Satélite del CEP de Barcelona 2010
Periquillo | 6 Marzo 2010Me queda por contar el último día en Tizona’s Palace, pero ya lo haré la semana que viene cuando llegue a Alicante. Llegué con el tiempo justo para hacer lo que más me apetecía en Barcelona ¿Visitar la Sagrada Familia? ¿Probar la butifarra catalana? ¿Miccionar en la puerta del Nou Camp? ¿Beneficiarme a Judit Mascó? No, algo mucho más importante: ver a mi hipergranrequetecontra amigo Eduardo.
Iba en plan sorpresa y no sabía si lo pillaría antes de que cerraran la Notaría, ni siquiera si él estaría. Tuve suerte y estaba, no sólo él, sino también su encantadora esposa Sonia. La última vez que los ví fue en su boda y ya tienen un cría de 9 años y uno de 6, guapísmos (como los padres, claro). Como pasa el tiempo, joer. El caso es que están los dos igual que aquella vez.
Al llegar le dije: vengo a comprar la plaza de toros, vamos a escriturar. Íbamos a organizar corridas de las buenas aquí en Cataluña. En esa plazita si que se podía organizar una buena capea. Aprovecho para recordarte que el 14 de mayo tenemos otra en Alicante coincidiendo con el CEP.
Comimos juntos, nos pusimos al día de nuestras vidas y recordamos los viejos tiempos. Ni que decir tiene que estaba alucinando en colores de mi historia del póquer. El descojono grado máximo llegó con mis visitas a Las Vegas, la boda con Elvis incluido y las peripecias de mi mujer para llegar a la ciudad del pecado. En fin, unas horas muy agradables para afrontar el fin de semana de póquer.
Duchita y ya con macolis (la ducha no, coño) nos vamos al casino. Lleno a rebosar en el día 1A y el satélite. Suerte que somos precavidos y nos habíamos inscrito hace unas semanas. Nos toca en la misma mesa con tres habituales del Casino Mediterráneo de Alicante. Como en casa, vamos.
Primer nivel y funden a macolis en dos manos casi seguidas AA y KK. Por supuesto tenía mi ficha encima de la mesa para hacer crecer la leyenda. Discretamente guardo la mía y saco la moneda con la que gané a Tizona una apuesta en su casa. Deshacen nuestra mesa después de la pausa, pero lo traen a mi mesa tras unos cuantos niveles.
Teníamos otra vez mi ficha como cubrecartas y le dí una al jugador que estaba sentado entre nosotros. Me lo había presentado larra y estábamos haciendo buenas migas. El pobre Iván, que así se llamaba, duró exactamente 3 manos. Volví a guardar la fichita de los cojones y saqué las bolas chinas y la moneda. Macolis cayó al rato y yo conseguí clasificarme.

§ QUÉ SE PIDE: Transcribe sin cambios, de la crónica sobre el satélite de Barcelona, el pasaje que empieza con las palabras que contienen "Comimos juntos, nos" y termina con "en casa, vamos.".

§ DATOS PROPORCIONADOS:

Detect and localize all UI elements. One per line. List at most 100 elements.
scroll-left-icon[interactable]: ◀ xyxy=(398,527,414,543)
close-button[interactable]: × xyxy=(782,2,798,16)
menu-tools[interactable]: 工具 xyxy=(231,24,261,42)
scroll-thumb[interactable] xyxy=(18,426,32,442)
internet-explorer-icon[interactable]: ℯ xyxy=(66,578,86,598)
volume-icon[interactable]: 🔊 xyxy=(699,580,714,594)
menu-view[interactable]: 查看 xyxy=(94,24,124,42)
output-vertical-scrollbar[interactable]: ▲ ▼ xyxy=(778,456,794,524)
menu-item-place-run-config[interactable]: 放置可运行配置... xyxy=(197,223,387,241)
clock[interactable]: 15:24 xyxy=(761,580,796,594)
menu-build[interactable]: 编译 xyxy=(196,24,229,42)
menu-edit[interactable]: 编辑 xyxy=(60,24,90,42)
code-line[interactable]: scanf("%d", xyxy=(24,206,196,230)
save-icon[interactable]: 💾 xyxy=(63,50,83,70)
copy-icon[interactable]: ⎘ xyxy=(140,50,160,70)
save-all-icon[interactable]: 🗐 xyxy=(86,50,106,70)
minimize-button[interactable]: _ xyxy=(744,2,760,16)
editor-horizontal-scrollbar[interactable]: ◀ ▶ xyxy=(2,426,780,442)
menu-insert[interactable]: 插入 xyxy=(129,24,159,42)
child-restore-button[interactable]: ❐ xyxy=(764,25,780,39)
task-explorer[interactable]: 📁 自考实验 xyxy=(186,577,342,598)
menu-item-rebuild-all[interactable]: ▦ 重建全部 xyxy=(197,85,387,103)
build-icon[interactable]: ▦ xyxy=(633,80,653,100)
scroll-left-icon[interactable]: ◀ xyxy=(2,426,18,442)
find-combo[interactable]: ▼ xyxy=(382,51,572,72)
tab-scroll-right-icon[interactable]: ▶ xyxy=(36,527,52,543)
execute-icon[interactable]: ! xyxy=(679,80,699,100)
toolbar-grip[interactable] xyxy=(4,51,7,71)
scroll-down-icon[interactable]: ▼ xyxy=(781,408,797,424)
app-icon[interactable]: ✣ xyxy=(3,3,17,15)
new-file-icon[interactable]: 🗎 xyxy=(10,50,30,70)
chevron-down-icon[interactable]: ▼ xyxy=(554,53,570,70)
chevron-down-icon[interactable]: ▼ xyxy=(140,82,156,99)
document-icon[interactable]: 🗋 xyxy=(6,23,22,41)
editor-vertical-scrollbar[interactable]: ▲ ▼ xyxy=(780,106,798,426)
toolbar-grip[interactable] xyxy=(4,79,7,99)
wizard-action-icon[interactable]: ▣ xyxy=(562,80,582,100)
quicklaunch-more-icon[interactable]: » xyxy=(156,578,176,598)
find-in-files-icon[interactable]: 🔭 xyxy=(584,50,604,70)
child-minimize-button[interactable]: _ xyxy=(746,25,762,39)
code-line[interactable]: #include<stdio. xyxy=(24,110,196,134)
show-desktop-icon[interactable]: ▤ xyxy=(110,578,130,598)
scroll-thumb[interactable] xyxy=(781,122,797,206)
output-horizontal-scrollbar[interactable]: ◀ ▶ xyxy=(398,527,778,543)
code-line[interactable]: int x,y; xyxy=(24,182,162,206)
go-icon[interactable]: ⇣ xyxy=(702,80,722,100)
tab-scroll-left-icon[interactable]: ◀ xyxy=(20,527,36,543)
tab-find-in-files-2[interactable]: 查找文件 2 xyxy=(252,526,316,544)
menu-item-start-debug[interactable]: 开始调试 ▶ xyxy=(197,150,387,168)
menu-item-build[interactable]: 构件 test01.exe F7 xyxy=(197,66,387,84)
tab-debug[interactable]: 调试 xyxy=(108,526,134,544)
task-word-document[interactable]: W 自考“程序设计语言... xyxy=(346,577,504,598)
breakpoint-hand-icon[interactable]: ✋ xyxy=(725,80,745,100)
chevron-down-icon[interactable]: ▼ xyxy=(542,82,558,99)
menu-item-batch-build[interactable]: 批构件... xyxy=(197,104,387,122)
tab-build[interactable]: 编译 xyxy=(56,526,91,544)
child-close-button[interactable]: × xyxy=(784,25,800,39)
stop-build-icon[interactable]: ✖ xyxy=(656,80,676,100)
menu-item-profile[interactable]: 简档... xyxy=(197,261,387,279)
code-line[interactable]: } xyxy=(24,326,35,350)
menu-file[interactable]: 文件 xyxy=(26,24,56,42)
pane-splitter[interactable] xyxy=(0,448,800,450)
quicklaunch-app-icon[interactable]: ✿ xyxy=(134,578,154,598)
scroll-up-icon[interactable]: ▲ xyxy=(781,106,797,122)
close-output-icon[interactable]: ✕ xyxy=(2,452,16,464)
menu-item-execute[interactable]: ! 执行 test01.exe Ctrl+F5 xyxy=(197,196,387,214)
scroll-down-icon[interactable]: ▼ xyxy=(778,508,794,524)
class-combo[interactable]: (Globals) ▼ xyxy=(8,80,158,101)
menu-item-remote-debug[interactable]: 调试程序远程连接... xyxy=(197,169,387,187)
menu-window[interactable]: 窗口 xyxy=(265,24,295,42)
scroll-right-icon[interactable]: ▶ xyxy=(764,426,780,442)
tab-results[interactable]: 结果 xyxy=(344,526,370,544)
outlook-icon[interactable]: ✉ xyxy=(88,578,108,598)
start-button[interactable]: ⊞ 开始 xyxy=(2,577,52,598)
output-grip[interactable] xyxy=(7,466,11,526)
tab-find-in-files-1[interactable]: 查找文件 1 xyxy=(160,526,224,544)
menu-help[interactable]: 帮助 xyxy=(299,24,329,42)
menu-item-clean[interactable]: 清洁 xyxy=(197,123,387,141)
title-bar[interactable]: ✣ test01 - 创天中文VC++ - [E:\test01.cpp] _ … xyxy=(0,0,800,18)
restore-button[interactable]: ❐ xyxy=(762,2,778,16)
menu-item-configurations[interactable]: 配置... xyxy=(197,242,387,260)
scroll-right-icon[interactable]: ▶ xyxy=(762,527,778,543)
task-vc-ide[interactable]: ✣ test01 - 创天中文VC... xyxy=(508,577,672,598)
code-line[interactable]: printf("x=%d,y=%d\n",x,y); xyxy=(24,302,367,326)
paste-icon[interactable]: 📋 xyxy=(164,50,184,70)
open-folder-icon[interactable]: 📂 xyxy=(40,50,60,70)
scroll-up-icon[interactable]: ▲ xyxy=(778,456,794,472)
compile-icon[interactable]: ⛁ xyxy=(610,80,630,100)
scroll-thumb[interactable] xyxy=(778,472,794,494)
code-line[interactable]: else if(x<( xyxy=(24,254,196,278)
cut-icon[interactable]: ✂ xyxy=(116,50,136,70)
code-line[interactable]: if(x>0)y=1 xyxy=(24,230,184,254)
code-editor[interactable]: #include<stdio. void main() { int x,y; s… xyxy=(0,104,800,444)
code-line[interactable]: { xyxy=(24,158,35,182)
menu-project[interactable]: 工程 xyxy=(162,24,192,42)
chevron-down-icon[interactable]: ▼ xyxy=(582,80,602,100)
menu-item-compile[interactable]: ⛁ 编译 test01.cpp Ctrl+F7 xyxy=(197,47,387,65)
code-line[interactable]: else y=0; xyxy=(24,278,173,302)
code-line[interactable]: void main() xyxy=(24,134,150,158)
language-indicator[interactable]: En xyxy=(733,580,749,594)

§ RESPUESTA A LA TAREA:
Comimos juntos, nos pusimos al día de nuestras vidas y recordamos los viejos tiempos. Ni que decir tiene que estaba alucinando en colores de mi historia del póquer. El descojono grado máximo llegó con mis visitas a Las Vegas, la boda con Elvis incluido y las peripecias de mi mujer para llegar a la ciudad del pecado. En fin, unas horas muy agradables para afrontar el fin de semana de póquer.
Duchita y ya con macolis (la ducha no, coño) nos vamos al casino. Lleno a rebosar en el día 1A y el satélite. Suerte que somos precavidos y nos habíamos inscrito hace unas semanas. Nos toca en la misma mesa con tres habituales del Casino Mediterráneo de Alicante. Como en casa, vamos.